Repeat the material below word for word and leave out all pictures.
##### STORED DATA #####
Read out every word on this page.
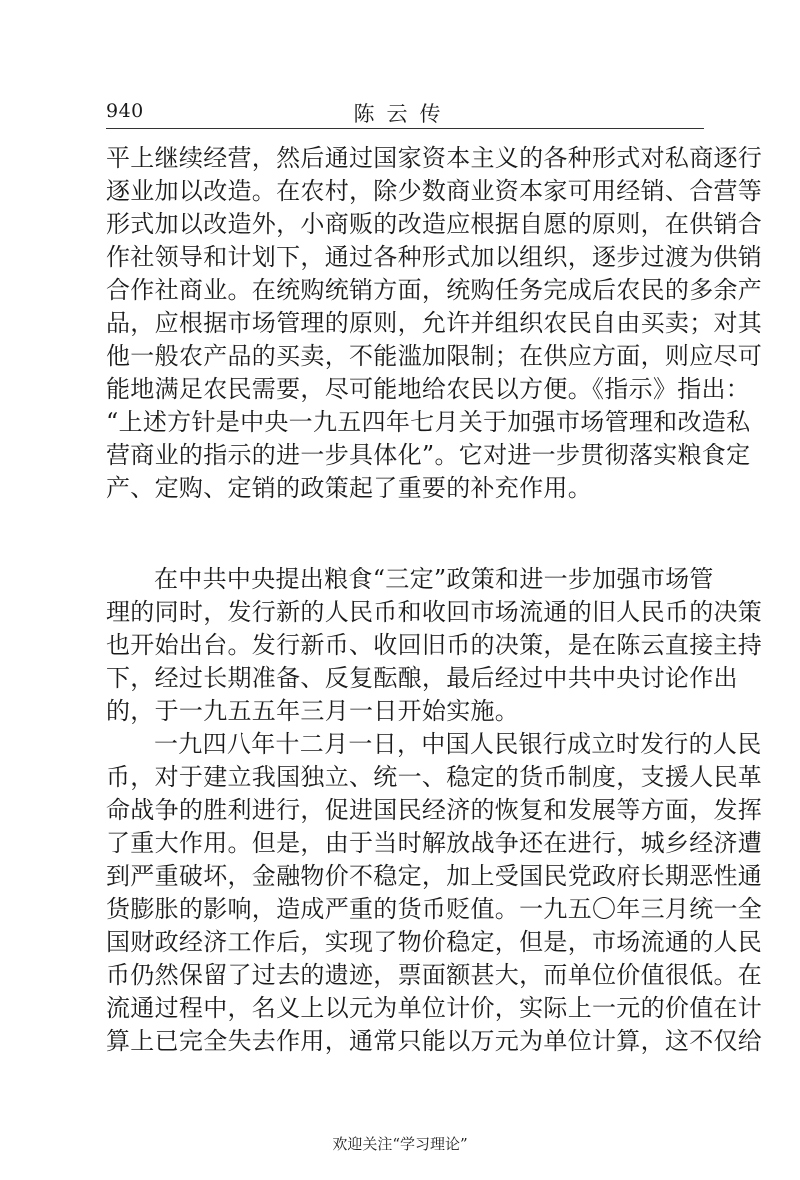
940	陈云传
平上继续经营，然后通过国家资本主义的各种形式对私商逐行
逐业加以改造。在农村，除少数商业资本家可用经销、合营等
形式加以改造外，小商贩的改造应根据自愿的原则，在供销合
作社领导和计划下，通过各种形式加以组织，逐步过渡为供销
合作社商业。在统购统销方面，统购任务完成后农民的多余产
品，应根据市场管理的原则，允许并组织农民自由买卖；对其
他一般农产品的买卖，不能滥加限制；在供应方面，则应尽可
能地满足农民需要，尽可能地给农民以方便。《指示》指出：
“上述方针是中央一九五四年七月关于加强市场管理和改造私
营商业的指示的进一步具体化”。它对进一步贯彻落实粮食定
产、定购、定销的政策起了重要的补充作用。
在中共中央提出粮食“三定”政策和进一步加强市场管
理的同时，发行新的人民币和收回市场流通的旧人民币的决策
也开始出台。发行新币、收回旧币的决策，是在陈云直接主持
下，经过长期准备、反复酝酿，最后经过中共中央讨论作出
的，于一九五五年三月一日开始实施。
一九四八年十二月一日，中国人民银行成立时发行的人民
币，对于建立我国独立、统一、稳定的货币制度，支援人民革
命战争的胜利进行，促进国民经济的恢复和发展等方面，发挥
了重大作用。但是，由于当时解放战争还在进行，城乡经济遭
到严重破坏，金融物价不稳定，加上受国民党政府长期恶性通
货膨胀的影响，造成严重的货币贬值。一九五〇年三月统一全
国财政经济工作后，实现了物价稳定，但是，市场流通的人民
币仍然保留了过去的遗迹，票面额甚大，而单位价值很低。在
流通过程中，名义上以元为单位计价，实际上一元的价值在计
算上已完全失去作用，通常只能以万元为单位计算，这不仅给
欢迎关注“学习理论”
#####
IN RESPONSE:
Read out every word on this page.
940	陈云传
平上继续经营，然后通过国家资本主义的各种形式对私商逐行
逐业加以改造。在农村，除少数商业资本家可用经销、合营等
形式加以改造外，小商贩的改造应根据自愿的原则，在供销合
作社领导和计划下，通过各种形式加以组织，逐步过渡为供销
合作社商业。在统购统销方面，统购任务完成后农民的多余产
品，应根据市场管理的原则，允许并组织农民自由买卖；对其
他一般农产品的买卖，不能滥加限制；在供应方面，则应尽可
能地满足农民需要，尽可能地给农民以方便。《指示》指出：
“上述方针是中央一九五四年七月关于加强市场管理和改造私
营商业的指示的进一步具体化”。它对进一步贯彻落实粮食定
产、定购、定销的政策起了重要的补充作用。
在中共中央提出粮食“三定”政策和进一步加强市场管
理的同时，发行新的人民币和收回市场流通的旧人民币的决策
也开始出台。发行新币、收回旧币的决策，是在陈云直接主持
下，经过长期准备、反复酝酿，最后经过中共中央讨论作出
的，于一九五五年三月一日开始实施。
一九四八年十二月一日，中国人民银行成立时发行的人民
币，对于建立我国独立、统一、稳定的货币制度，支援人民革
命战争的胜利进行，促进国民经济的恢复和发展等方面，发挥
了重大作用。但是，由于当时解放战争还在进行，城乡经济遭
到严重破坏，金融物价不稳定，加上受国民党政府长期恶性通
货膨胀的影响，造成严重的货币贬值。一九五〇年三月统一全
国财政经济工作后，实现了物价稳定，但是，市场流通的人民
币仍然保留了过去的遗迹，票面额甚大，而单位价值很低。在
流通过程中，名义上以元为单位计价，实际上一元的价值在计
算上已完全失去作用，通常只能以万元为单位计算，这不仅给
欢迎关注“学习理论”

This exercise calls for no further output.